— start SUPPLIED MATERIAL —

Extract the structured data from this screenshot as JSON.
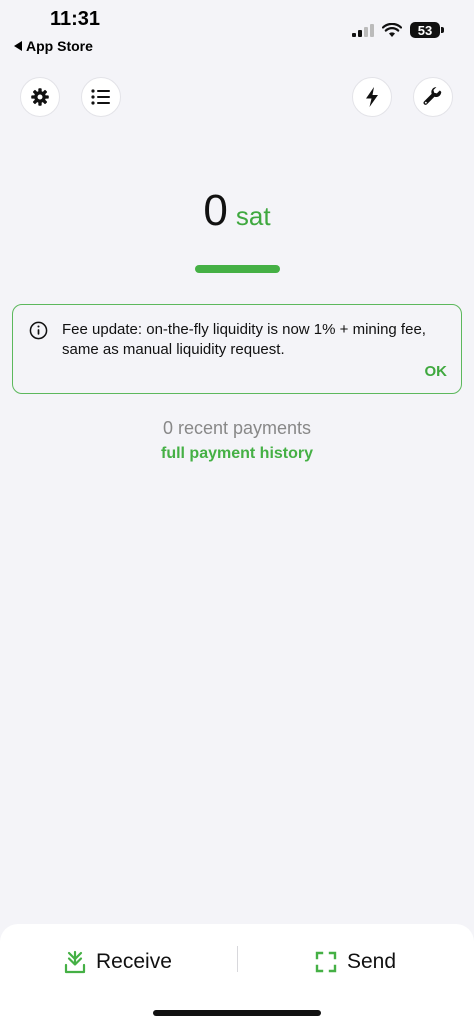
{
  "status_bar": {
    "time": "11:31",
    "back_label": "App Store",
    "battery": "53"
  },
  "toolbar": {
    "left": [
      "gear-icon",
      "list-icon"
    ],
    "right": [
      "lightning-icon",
      "wrench-icon"
    ]
  },
  "balance": {
    "amount": "0",
    "unit": "sat"
  },
  "notice": {
    "text": "Fee update: on-the-fly liquidity is now 1% + mining fee, same as manual liquidity request.",
    "ok_label": "OK"
  },
  "payments": {
    "recent_label": "0 recent payments",
    "history_link": "full payment history"
  },
  "bottom_bar": {
    "receive_label": "Receive",
    "send_label": "Send"
  },
  "colors": {
    "accent": "#45b045",
    "background": "#f4f4f8",
    "text": "#111111",
    "muted": "#888888"
  }
}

— end SUPPLIED MATERIAL —

TO BE DONE.
Gather each line from the listing above that holds "text".

RESPONSE BELOW.
    "text": "Fee update: on-the-fly liquidity is now 1% + mining fee, same as manual liquidity request.",
    "text": "#111111",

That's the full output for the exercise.